* _Exercise details_: Continue the essay on World of Warcraft's design choices around group play, picking up after its final paragraph.

Why do I make this point? Because sometimes we need reminding that games aren’t designed with our individual tastes in mind.
The Quest for Fun, Not Bacon
At its core World of Warcraft is not a difficult game, but it’s also not intended to be. The designers actively make choices in order to make the game engaging and accessible by as wide a range of people as possible. This systematic design also includes making choices about group content. What do I mean? Let me give you a touch of history.
When I started playing back in Vanilla there was no Looking for Group tool. I used to have to hang around in Ironforge looking to form a class-raid to Scholomance. I used to spam trade chat looking to find seven other people to join my group, each of them unique in class and role. I used to have guildmates but there were never more than three of us online. In many cases it took longer to form the group than to complete the dungeon. Things became easier when I joined a raidgroup, but I still remember camping trade chat just to do a single dungeon for an evening.
Let’s be honest, the waiting game is not fun.
Nowadays we have a tool that takes a lot of the pain out of forming groups, if only they’d be a bit more reliable. But that’s the only variable Blizzard can’t control. Even if they make the perfect game with precisely balanced classes and widely appealing content, the effect other players can have on your own in-game fun is huge. If you have a bad dungeon run or a bad raid it’s easy to blame the game, even on a subconscious level. Putting all your game design eggs in one group-play basket leaves you in a bad place if group play is not fun.
The natural design choice is to reduce the reliance on groups from some parts of the game, or to make forming groups as easy as possible when it’s required. That’s the key thing for me – it’s multi-player on my terms. I don’t need to group up all the time and I don’t feel compelled to. Should an MMO force you to group up for all content? Possibly, but then the challenge wouldn’t be about defeating the content. It would be being able to hold a group together for more than five minutes before disintegrating in a puddle of blame, bile and badly spelt swearwords. You may find that challenge fun. I do not. Human Resources Online is not the game I want to play.
Know What You’re Buying
About two years ago Demon’s Souls was released for the PlayStation 3 without any marketing budget, but still gained universal acclaim and popularity. One thing that stuck in my mind was every single critic saying it was bloody hard. It was still a success because people knew what they were buying – they expected a challenge and were given one in spades. The achievement of completing Demon’s Souls was something to be proud of, compared to say reading a book or watching a film. It meant something.
But that’s the rub – you’re largely playing the game on your own, relying on your own skills and playing on your own time. If you fail to defeat a boss then it’s your own frustration that you’re venting and ultimately your own controller that gets wedged in your own TV screen.
Now imagine you’re playing a game like that, but every aspect required you to be playing it with at least four other people who you’ve never met before. Sounds like fun? Maybe. I’d be very unlikely to pay a subscription for it though – some nightmare spawn from the dark recesses of Dungeons and Dragons and Chatroulette.
Warcraft is cut from a different cloth. This doesn’t make it any less valid as a game, it just means that the design intentions are different. It’s not intended as a heavy MMO for heavy MMO fans. At one end of the spectrum it’s a single-player RPG with a IRC-style chatbox, while at the other end it provides the raid and PvP encounters we know and love. That’s not a bad thing, that’s deliberate design for an intended audience.

* _Collected data_:

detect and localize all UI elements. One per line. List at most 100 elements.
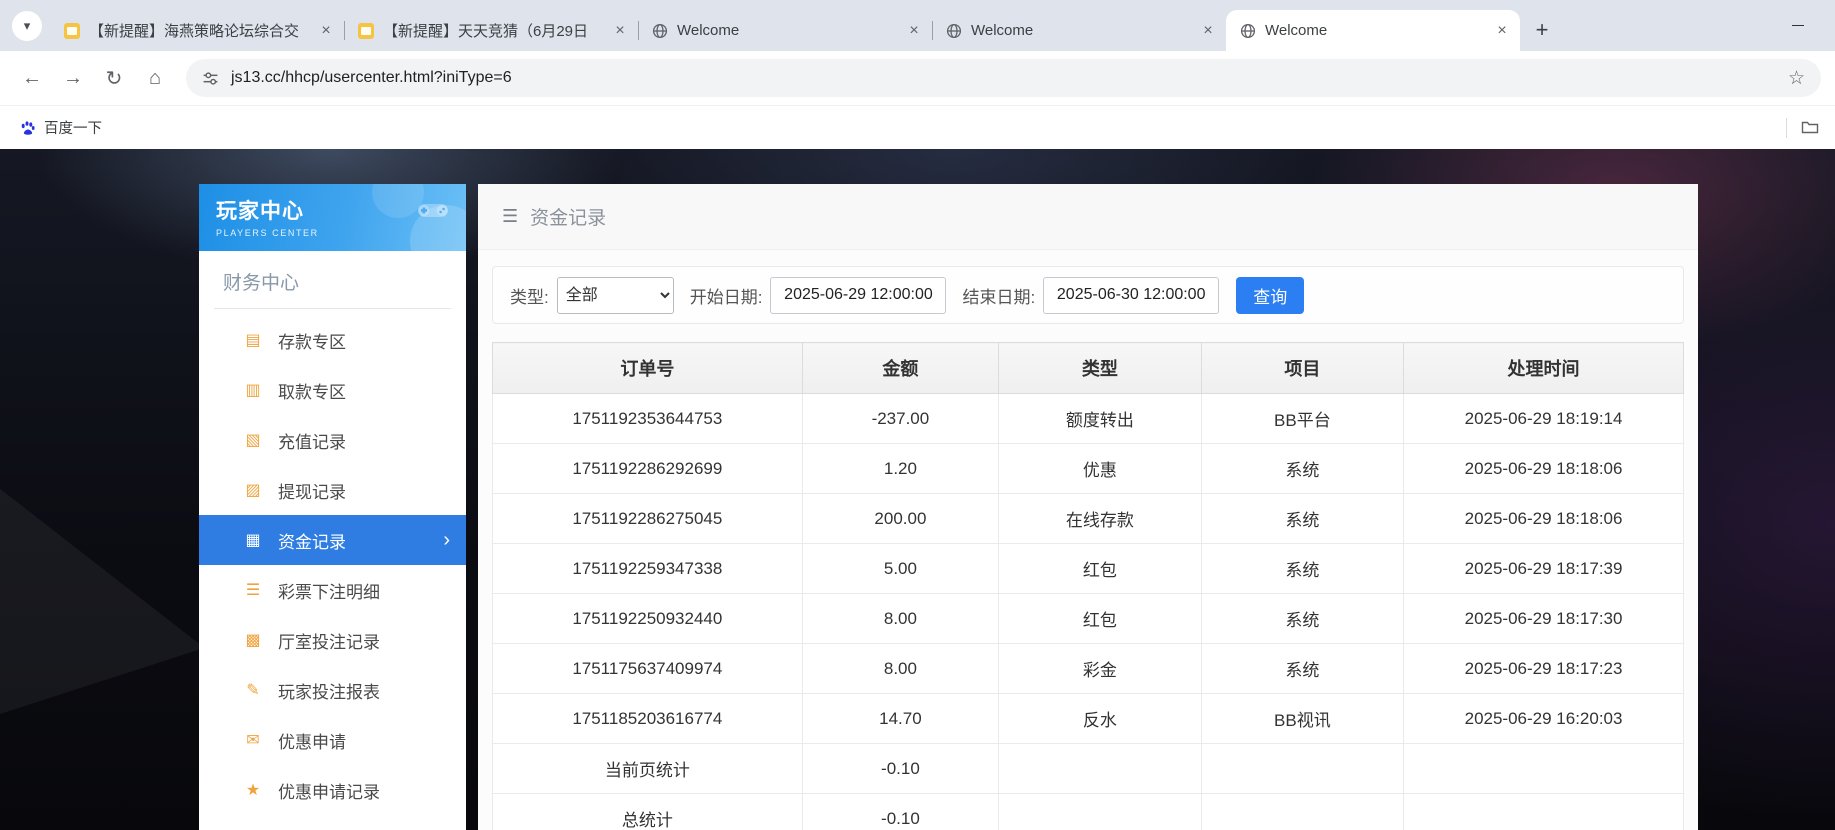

* _Exercise result_:
The Fallacy of Audience-Led Design
Over the last year I participated in two MMO betas – Final Fantasy XIV and Lego Universe. The two games couldn’t have been more of a contrast against each other.
FFXIV had a collection of baggage with it due to the previous MMO in the dynasty, a legacy that many participants in the beta were desperate to preserve. They pleaded with the developers for it not to be a “dumbed down Warcraft clone” that threw out the conventions of the MMO genre. They wanted a serious game for serious players. Ultimately they got the game they deserved – a repetitive and unintuitive grind-fest with hideous controls and lacklustre content. Three months in and the design is declared a failure, with a new team brought in to make sweeping changes.
Lego on the other hand served to break conventions. It borrowed heavily from the Warcraft school of game design where the focus was on making it fun to play. And fun it was, even though it felt simple and childlike. If I had the time to play a second MMO it would probably be this one just because it was cheeky and delightful to be a part of.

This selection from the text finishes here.